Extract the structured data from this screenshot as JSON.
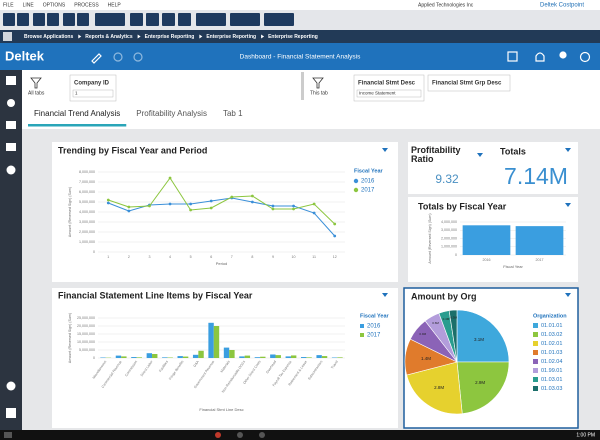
{
  "menu": [
    "FILE",
    "LINE",
    "OPTIONS",
    "PROCESS",
    "HELP"
  ],
  "company": "Applied Technologies Inc",
  "product": "Deltek Costpoint",
  "breadcrumb": [
    "Browse Applications",
    "Reports & Analytics",
    "Enterprise Reporting",
    "Enterprise Reporting",
    "Enterprise Reporting"
  ],
  "header": {
    "logo": "Deltek",
    "title": "Dashboard - Financial Statement Analysis"
  },
  "filters": {
    "all_tabs": "All tabs",
    "company_id": {
      "label": "Company ID",
      "value": "1"
    },
    "this_tab": "This tab",
    "stmt_desc": {
      "label": "Financial Stmt Desc",
      "value": "Income Statement"
    },
    "stmt_grp_desc": {
      "label": "Financial Stmt Grp Desc"
    }
  },
  "tabs": [
    "Financial Trend Analysis",
    "Profitability Analysis",
    "Tab 1"
  ],
  "kpis": [
    {
      "title": "Profitability Ratio",
      "value": "9.32"
    },
    {
      "title": "Totals",
      "value": "7.14M"
    }
  ],
  "chart_data": [
    {
      "type": "line",
      "title": "Trending by Fiscal Year and Period",
      "xlabel": "Period",
      "ylabel": "Amount (Reversed Sign) (Sum)",
      "legend_title": "Fiscal Year",
      "categories": [
        "1",
        "2",
        "3",
        "4",
        "5",
        "6",
        "7",
        "8",
        "9",
        "10",
        "11",
        "12"
      ],
      "series": [
        {
          "name": "2016",
          "color": "#3a8fd8",
          "values": [
            4900000,
            4100000,
            4700000,
            4800000,
            4800000,
            5100000,
            5400000,
            5000000,
            4600000,
            4600000,
            3900000,
            1600000
          ]
        },
        {
          "name": "2017",
          "color": "#8cc63f",
          "values": [
            5200000,
            4500000,
            4600000,
            7400000,
            4200000,
            4400000,
            5500000,
            5600000,
            4300000,
            4300000,
            4800000,
            2800000
          ]
        }
      ],
      "ylim": [
        0,
        8000000
      ],
      "yticks": [
        {
          "value": 0,
          "label": "0"
        },
        {
          "value": 1000000,
          "label": "1,000,000"
        },
        {
          "value": 2000000,
          "label": "2,000,000"
        },
        {
          "value": 3000000,
          "label": "3,000,000"
        },
        {
          "value": 4000000,
          "label": "4,000,000"
        },
        {
          "value": 5000000,
          "label": "5,000,000"
        },
        {
          "value": 6000000,
          "label": "6,000,000"
        },
        {
          "value": 7000000,
          "label": "7,000,000"
        },
        {
          "value": 8000000,
          "label": "8,000,000"
        }
      ],
      "grid": true
    },
    {
      "type": "bar",
      "title": "Totals by Fiscal Year",
      "xlabel": "Fiscal Year",
      "ylabel": "Amount (Reversed Sign) (Sum)",
      "categories": [
        "2016",
        "2017"
      ],
      "values": [
        3600000,
        3500000
      ],
      "color": "#3a9ee0",
      "ylim": [
        0,
        4000000
      ],
      "yticks": [
        {
          "value": 0,
          "label": "0"
        },
        {
          "value": 1000000,
          "label": "1,000,000"
        },
        {
          "value": 2000000,
          "label": "2,000,000"
        },
        {
          "value": 3000000,
          "label": "3,000,000"
        },
        {
          "value": 4000000,
          "label": "4,000,000"
        }
      ],
      "grid": true
    },
    {
      "type": "grouped_bar",
      "title": "Financial Statement Line Items by Fiscal Year",
      "xlabel": "Financial Stmt Line Desc",
      "ylabel": "Amount (Reversed Sign) (Sum)",
      "legend_title": "Fiscal Year",
      "categories": [
        "Miscellaneous",
        "Commercial Revenue",
        "Commission",
        "Direct Labor",
        "Facilities",
        "Fringe Benefits",
        "G&A",
        "Government Revenue",
        "Materials",
        "Non-Reimbursable ODCs",
        "Other Direct Costs",
        "Overhead",
        "Payroll Tax Expense",
        "Retirement & Leave",
        "Subcontractors",
        "Travel"
      ],
      "series": [
        {
          "name": "2016",
          "color": "#3a9ee0",
          "values": [
            300000,
            1500000,
            600000,
            3000000,
            400000,
            1200000,
            2000000,
            22000000,
            6500000,
            1000000,
            500000,
            2200000,
            1000000,
            600000,
            1800000,
            300000
          ]
        },
        {
          "name": "2017",
          "color": "#8cc63f",
          "values": [
            200000,
            1000000,
            400000,
            2500000,
            300000,
            900000,
            4500000,
            20000000,
            5000000,
            1500000,
            800000,
            1800000,
            1600000,
            400000,
            1200000,
            400000
          ]
        }
      ],
      "ylim": [
        0,
        25000000
      ],
      "yticks": [
        {
          "value": 0,
          "label": "0"
        },
        {
          "value": 5000000,
          "label": "5,000,000"
        },
        {
          "value": 10000000,
          "label": "10,000,000"
        },
        {
          "value": 15000000,
          "label": "15,000,000"
        },
        {
          "value": 20000000,
          "label": "20,000,000"
        },
        {
          "value": 25000000,
          "label": "25,000,000"
        }
      ],
      "grid": true
    },
    {
      "type": "pie",
      "title": "Amount by Org",
      "legend_title": "Organization",
      "categories": [
        "01.01.01",
        "01.03.02",
        "01.02.01",
        "01.01.03",
        "01.02.04",
        "01.99.01",
        "01.03.01",
        "01.03.03"
      ],
      "values": [
        3.1,
        2.9,
        2.8,
        1.4,
        0.9,
        0.6,
        0.4,
        0.3
      ],
      "value_labels": [
        "3.1M",
        "2.9M",
        "2.8M",
        "1.4M",
        "0.9M",
        "0.6M",
        "0.4M",
        "0.3M"
      ],
      "colors": [
        "#3ea8dc",
        "#8dc63f",
        "#e6d12e",
        "#e07b2c",
        "#8b63b7",
        "#b39ddb",
        "#2a9d8f",
        "#1b6f6a"
      ]
    }
  ],
  "taskbar": {
    "time": "1:00 PM"
  }
}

═══

Gather each line of the records holding the string "Year".

**Reply:**
      "title": "Trending by Fiscal Year and Period",
      "legend_title": "Fiscal Year",
      "title": "Totals by Fiscal Year",
      "xlabel": "Fiscal Year",
      "title": "Financial Statement Line Items by Fiscal Year",
      "legend_title": "Fiscal Year",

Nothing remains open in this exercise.